**WHAT IS BEING ASKED**
Write out the records again, exactly, leaving none out.

**DATA FOR PROCESSING**
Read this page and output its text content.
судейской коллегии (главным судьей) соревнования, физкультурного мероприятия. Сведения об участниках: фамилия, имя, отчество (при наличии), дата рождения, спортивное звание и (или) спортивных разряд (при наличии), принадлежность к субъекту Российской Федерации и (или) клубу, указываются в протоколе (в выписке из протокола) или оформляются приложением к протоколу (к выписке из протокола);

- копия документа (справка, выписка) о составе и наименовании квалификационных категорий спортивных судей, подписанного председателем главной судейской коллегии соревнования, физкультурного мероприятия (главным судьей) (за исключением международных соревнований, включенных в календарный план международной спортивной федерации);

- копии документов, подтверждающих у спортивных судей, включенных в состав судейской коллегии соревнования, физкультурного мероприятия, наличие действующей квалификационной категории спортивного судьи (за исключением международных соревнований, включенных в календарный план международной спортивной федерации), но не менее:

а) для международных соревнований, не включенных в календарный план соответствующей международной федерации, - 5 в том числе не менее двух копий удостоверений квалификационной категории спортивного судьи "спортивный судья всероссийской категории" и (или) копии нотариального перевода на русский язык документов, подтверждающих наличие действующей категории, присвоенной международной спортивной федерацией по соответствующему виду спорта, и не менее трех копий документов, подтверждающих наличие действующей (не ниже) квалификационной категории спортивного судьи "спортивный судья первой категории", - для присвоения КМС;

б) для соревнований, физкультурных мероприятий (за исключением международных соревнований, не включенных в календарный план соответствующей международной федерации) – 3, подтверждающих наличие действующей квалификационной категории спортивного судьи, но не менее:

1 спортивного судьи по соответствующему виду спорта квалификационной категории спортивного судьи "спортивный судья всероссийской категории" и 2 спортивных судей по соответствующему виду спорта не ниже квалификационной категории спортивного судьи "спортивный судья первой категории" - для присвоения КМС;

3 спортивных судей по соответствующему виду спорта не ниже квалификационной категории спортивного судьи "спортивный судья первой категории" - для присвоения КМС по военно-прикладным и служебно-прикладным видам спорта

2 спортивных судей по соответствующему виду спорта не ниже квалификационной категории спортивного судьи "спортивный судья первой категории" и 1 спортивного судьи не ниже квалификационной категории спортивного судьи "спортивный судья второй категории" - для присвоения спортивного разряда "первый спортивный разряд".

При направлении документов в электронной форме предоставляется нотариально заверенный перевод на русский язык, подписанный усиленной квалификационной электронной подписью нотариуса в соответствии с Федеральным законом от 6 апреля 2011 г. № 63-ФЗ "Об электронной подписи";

**RESPONSE**
Read this page and output its text content.
судейской коллегии (главным судьей) соревнования, физкультурного мероприятия. Сведения об участниках: фамилия, имя, отчество (при наличии), дата рождения, спортивное звание и (или) спортивных разряд (при наличии), принадлежность к субъекту Российской Федерации и (или) клубу, указываются в протоколе (в выписке из протокола) или оформляются приложением к протоколу (к выписке из протокола);

- копия документа (справка, выписка) о составе и наименовании квалификационных категорий спортивных судей, подписанного председателем главной судейской коллегии соревнования, физкультурного мероприятия (главным судьей) (за исключением международных соревнований, включенных в календарный план международной спортивной федерации);

- копии документов, подтверждающих у спортивных судей, включенных в состав судейской коллегии соревнования, физкультурного мероприятия, наличие действующей квалификационной категории спортивного судьи (за исключением международных соревнований, включенных в календарный план международной спортивной федерации), но не менее:

а) для международных соревнований, не включенных в календарный план соответствующей международной федерации, - 5 в том числе не менее двух копий удостоверений квалификационной категории спортивного судьи "спортивный судья всероссийской категории" и (или) копии нотариального перевода на русский язык документов, подтверждающих наличие действующей категории, присвоенной международной спортивной федерацией по соответствующему виду спорта, и не менее трех копий документов, подтверждающих наличие действующей (не ниже) квалификационной категории спортивного судьи "спортивный судья первой категории", - для присвоения КМС;

б) для соревнований, физкультурных мероприятий (за исключением международных соревнований, не включенных в календарный план соответствующей международной федерации) – 3, подтверждающих наличие действующей квалификационной категории спортивного судьи, но не менее:

1 спортивного судьи по соответствующему виду спорта квалификационной категории спортивного судьи "спортивный судья всероссийской категории" и 2 спортивных судей по соответствующему виду спорта не ниже квалификационной категории спортивного судьи "спортивный судья первой категории" - для присвоения КМС;

3 спортивных судей по соответствующему виду спорта не ниже квалификационной категории спортивного судьи "спортивный судья первой категории" - для присвоения КМС по военно-прикладным и служебно-прикладным видам спорта

2 спортивных судей по соответствующему виду спорта не ниже квалификационной категории спортивного судьи "спортивный судья первой категории" и 1 спортивного судьи не ниже квалификационной категории спортивного судьи "спортивный судья второй категории" - для присвоения спортивного разряда "первый спортивный разряд".

При направлении документов в электронной форме предоставляется нотариально заверенный перевод на русский язык, подписанный усиленной квалификационной электронной подписью нотариуса в соответствии с Федеральным законом от 6 апреля 2011 г. № 63-ФЗ "Об электронной подписи";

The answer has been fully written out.